- **EXERCISE DIRECTIONS**:
Reproduce each line of the material precisely.

★ ★ ★

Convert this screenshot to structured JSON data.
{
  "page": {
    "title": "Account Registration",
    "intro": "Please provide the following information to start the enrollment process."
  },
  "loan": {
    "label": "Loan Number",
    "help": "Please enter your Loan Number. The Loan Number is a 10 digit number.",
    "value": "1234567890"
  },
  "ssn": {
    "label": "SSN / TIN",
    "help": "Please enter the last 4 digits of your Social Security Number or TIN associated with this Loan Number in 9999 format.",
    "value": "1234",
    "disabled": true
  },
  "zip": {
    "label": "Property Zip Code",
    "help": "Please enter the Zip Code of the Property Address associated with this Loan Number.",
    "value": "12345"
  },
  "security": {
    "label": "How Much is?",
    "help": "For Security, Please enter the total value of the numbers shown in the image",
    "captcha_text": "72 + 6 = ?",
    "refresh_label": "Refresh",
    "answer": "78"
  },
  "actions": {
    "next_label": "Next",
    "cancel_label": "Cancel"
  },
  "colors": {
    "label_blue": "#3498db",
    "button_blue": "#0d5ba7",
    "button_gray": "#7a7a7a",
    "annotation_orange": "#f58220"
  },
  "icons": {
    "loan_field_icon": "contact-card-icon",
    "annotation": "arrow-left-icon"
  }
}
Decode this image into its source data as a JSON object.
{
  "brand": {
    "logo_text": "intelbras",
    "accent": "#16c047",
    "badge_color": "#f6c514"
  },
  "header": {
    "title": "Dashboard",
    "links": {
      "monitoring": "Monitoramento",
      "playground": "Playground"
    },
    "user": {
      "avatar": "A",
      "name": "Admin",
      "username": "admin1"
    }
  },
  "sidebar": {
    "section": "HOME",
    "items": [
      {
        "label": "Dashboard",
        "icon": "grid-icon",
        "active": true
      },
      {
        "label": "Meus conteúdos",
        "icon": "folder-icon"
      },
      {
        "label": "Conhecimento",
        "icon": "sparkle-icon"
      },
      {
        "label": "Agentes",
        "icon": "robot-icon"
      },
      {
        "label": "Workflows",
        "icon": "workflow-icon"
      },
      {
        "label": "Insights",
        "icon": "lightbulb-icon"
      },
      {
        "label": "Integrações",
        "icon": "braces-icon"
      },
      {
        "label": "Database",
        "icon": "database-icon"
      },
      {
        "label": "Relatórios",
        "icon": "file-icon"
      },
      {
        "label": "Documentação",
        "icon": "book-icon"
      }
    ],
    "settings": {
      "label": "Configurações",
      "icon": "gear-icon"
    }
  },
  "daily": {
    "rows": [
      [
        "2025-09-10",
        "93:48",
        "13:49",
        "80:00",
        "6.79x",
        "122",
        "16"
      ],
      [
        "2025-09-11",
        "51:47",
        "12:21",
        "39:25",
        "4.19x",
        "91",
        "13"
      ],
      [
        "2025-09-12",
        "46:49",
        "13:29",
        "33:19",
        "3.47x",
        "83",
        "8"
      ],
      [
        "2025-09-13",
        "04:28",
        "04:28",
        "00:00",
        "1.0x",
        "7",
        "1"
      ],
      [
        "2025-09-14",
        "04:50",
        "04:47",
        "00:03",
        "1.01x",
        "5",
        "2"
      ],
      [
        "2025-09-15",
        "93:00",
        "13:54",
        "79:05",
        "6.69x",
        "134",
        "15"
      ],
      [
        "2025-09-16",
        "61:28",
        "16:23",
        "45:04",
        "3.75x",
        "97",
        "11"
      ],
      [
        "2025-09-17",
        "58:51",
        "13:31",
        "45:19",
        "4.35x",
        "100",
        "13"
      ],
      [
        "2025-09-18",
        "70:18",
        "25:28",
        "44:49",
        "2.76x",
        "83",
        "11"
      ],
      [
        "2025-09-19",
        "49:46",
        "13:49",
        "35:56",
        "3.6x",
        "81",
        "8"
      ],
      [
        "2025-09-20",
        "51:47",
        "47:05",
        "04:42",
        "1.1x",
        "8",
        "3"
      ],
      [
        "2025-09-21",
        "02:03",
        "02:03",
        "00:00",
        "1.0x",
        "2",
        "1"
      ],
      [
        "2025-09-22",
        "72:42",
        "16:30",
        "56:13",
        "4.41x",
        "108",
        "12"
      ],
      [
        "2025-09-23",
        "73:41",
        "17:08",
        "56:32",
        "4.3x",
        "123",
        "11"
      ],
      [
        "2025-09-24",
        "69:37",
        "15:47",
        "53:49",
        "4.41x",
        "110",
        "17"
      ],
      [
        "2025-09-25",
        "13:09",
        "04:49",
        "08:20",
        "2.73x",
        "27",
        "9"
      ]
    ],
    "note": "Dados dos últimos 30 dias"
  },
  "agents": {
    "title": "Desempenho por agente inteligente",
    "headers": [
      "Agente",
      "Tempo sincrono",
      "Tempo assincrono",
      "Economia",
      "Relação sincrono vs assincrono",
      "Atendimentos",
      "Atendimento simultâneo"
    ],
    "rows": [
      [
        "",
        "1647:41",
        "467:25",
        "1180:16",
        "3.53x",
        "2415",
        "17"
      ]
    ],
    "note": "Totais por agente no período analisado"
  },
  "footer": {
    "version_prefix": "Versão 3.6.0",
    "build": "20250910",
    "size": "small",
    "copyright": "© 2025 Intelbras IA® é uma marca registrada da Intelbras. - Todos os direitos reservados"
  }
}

★ ★ ★

- **EXERCISE SOLUTION**:
Convert this screenshot to structured JSON data.
{
  "page": {
    "title": "Account Registration",
    "intro": "Please provide the following information to start the enrollment process."
  },
  "loan": {
    "label": "Loan Number",
    "help": "Please enter your Loan Number. The Loan Number is a 10 digit number.",
    "value": "1234567890"
  },
  "ssn": {
    "label": "SSN / TIN",
    "help": "Please enter the last 4 digits of your Social Security Number or TIN associated with this Loan Number in 9999 format.",
    "value": "1234",
    "disabled": true
  },
  "zip": {
    "label": "Property Zip Code",
    "help": "Please enter the Zip Code of the Property Address associated with this Loan Number.",
    "value": "12345"
  },
  "security": {
    "label": "How Much is?",
    "help": "For Security, Please enter the total value of the numbers shown in the image",
    "captcha_text": "72 + 6 = ?",
    "refresh_label": "Refresh",
    "answer": "78"
  },
  "actions": {
    "next_label": "Next",
    "cancel_label": "Cancel"
  },
  "colors": {
    "label_blue": "#3498db",
    "button_blue": "#0d5ba7",
    "button_gray": "#7a7a7a",
    "annotation_orange": "#f58220"
  },
  "icons": {
    "loan_field_icon": "contact-card-icon",
    "annotation": "arrow-left-icon"
  }
}
Decode this image into its source data as a JSON object.
{
  "brand": {
    "logo_text": "intelbras",
    "accent": "#16c047",
    "badge_color": "#f6c514"
  },
  "header": {
    "title": "Dashboard",
    "links": {
      "monitoring": "Monitoramento",
      "playground": "Playground"
    },
    "user": {
      "avatar": "A",
      "name": "Admin",
      "username": "admin1"
    }
  },
  "sidebar": {
    "section": "HOME",
    "items": [
      {
        "label": "Dashboard",
        "icon": "grid-icon",
        "active": true
      },
      {
        "label": "Meus conteúdos",
        "icon": "folder-icon"
      },
      {
        "label": "Conhecimento",
        "icon": "sparkle-icon"
      },
      {
        "label": "Agentes",
        "icon": "robot-icon"
      },
      {
        "label": "Workflows",
        "icon": "workflow-icon"
      },
      {
        "label": "Insights",
        "icon": "lightbulb-icon"
      },
      {
        "label": "Integrações",
        "icon": "braces-icon"
      },
      {
        "label": "Database",
        "icon": "database-icon"
      },
      {
        "label": "Relatórios",
        "icon": "file-icon"
      },
      {
        "label": "Documentação",
        "icon": "book-icon"
      }
    ],
    "settings": {
      "label": "Configurações",
      "icon": "gear-icon"
    }
  },
  "daily": {
    "rows": [
      [
        "2025-09-10",
        "93:48",
        "13:49",
        "80:00",
        "6.79x",
        "122",
        "16"
      ],
      [
        "2025-09-11",
        "51:47",
        "12:21",
        "39:25",
        "4.19x",
        "91",
        "13"
      ],
      [
        "2025-09-12",
        "46:49",
        "13:29",
        "33:19",
        "3.47x",
        "83",
        "8"
      ],
      [
        "2025-09-13",
        "04:28",
        "04:28",
        "00:00",
        "1.0x",
        "7",
        "1"
      ],
      [
        "2025-09-14",
        "04:50",
        "04:47",
        "00:03",
        "1.01x",
        "5",
        "2"
      ],
      [
        "2025-09-15",
        "93:00",
        "13:54",
        "79:05",
        "6.69x",
        "134",
        "15"
      ],
      [
        "2025-09-16",
        "61:28",
        "16:23",
        "45:04",
        "3.75x",
        "97",
        "11"
      ],
      [
        "2025-09-17",
        "58:51",
        "13:31",
        "45:19",
        "4.35x",
        "100",
        "13"
      ],
      [
        "2025-09-18",
        "70:18",
        "25:28",
        "44:49",
        "2.76x",
        "83",
        "11"
      ],
      [
        "2025-09-19",
        "49:46",
        "13:49",
        "35:56",
        "3.6x",
        "81",
        "8"
      ],
      [
        "2025-09-20",
        "51:47",
        "47:05",
        "04:42",
        "1.1x",
        "8",
        "3"
      ],
      [
        "2025-09-21",
        "02:03",
        "02:03",
        "00:00",
        "1.0x",
        "2",
        "1"
      ],
      [
        "2025-09-22",
        "72:42",
        "16:30",
        "56:13",
        "4.41x",
        "108",
        "12"
      ],
      [
        "2025-09-23",
        "73:41",
        "17:08",
        "56:32",
        "4.3x",
        "123",
        "11"
      ],
      [
        "2025-09-24",
        "69:37",
        "15:47",
        "53:49",
        "4.41x",
        "110",
        "17"
      ],
      [
        "2025-09-25",
        "13:09",
        "04:49",
        "08:20",
        "2.73x",
        "27",
        "9"
      ]
    ],
    "note": "Dados dos últimos 30 dias"
  },
  "agents": {
    "title": "Desempenho por agente inteligente",
    "headers": [
      "Agente",
      "Tempo sincrono",
      "Tempo assincrono",
      "Economia",
      "Relação sincrono vs assincrono",
      "Atendimentos",
      "Atendimento simultâneo"
    ],
    "rows": [
      [
        "",
        "1647:41",
        "467:25",
        "1180:16",
        "3.53x",
        "2415",
        "17"
      ]
    ],
    "note": "Totais por agente no período analisado"
  },
  "footer": {
    "version_prefix": "Versão 3.6.0",
    "build": "20250910",
    "size": "small",
    "copyright": "© 2025 Intelbras IA® é uma marca registrada da Intelbras. - Todos os direitos reservados"
  }
}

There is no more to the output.